* _GIVEN REQUEST_:
Pictures do not belong in the copy, so please give every entry below again exactly.

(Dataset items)
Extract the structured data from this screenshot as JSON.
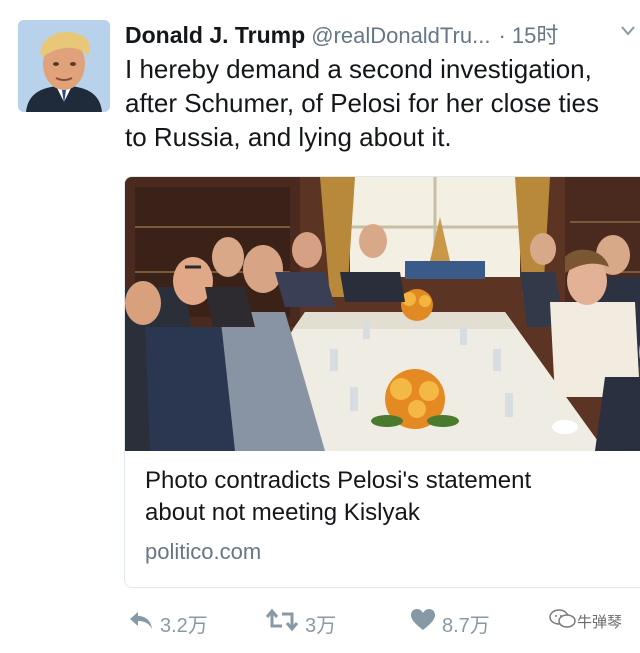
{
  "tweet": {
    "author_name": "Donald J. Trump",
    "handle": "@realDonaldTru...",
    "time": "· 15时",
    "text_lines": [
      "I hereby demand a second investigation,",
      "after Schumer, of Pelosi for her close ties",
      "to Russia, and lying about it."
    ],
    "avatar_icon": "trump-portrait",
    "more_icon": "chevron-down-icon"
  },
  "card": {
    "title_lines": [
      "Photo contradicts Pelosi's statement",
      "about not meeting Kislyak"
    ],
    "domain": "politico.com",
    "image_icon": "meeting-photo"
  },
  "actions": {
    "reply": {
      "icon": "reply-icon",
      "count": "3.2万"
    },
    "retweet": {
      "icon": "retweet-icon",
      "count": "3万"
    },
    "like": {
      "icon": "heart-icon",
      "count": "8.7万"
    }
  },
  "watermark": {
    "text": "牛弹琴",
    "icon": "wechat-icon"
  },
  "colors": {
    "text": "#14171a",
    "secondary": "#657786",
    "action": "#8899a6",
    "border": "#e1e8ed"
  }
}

* _SOLUTION TO THE PROBLEM_:
Extract the structured data from this screenshot as JSON.
{
  "tweet": {
    "author_name": "Donald J. Trump",
    "handle": "@realDonaldTru...",
    "time": "· 15时",
    "text_lines": [
      "I hereby demand a second investigation,",
      "after Schumer, of Pelosi for her close ties",
      "to Russia, and lying about it."
    ],
    "avatar_icon": "trump-portrait",
    "more_icon": "chevron-down-icon"
  },
  "card": {
    "title_lines": [
      "Photo contradicts Pelosi's statement",
      "about not meeting Kislyak"
    ],
    "domain": "politico.com",
    "image_icon": "meeting-photo"
  },
  "actions": {
    "reply": {
      "icon": "reply-icon",
      "count": "3.2万"
    },
    "retweet": {
      "icon": "retweet-icon",
      "count": "3万"
    },
    "like": {
      "icon": "heart-icon",
      "count": "8.7万"
    }
  },
  "watermark": {
    "text": "牛弹琴",
    "icon": "wechat-icon"
  },
  "colors": {
    "text": "#14171a",
    "secondary": "#657786",
    "action": "#8899a6",
    "border": "#e1e8ed"
  }
}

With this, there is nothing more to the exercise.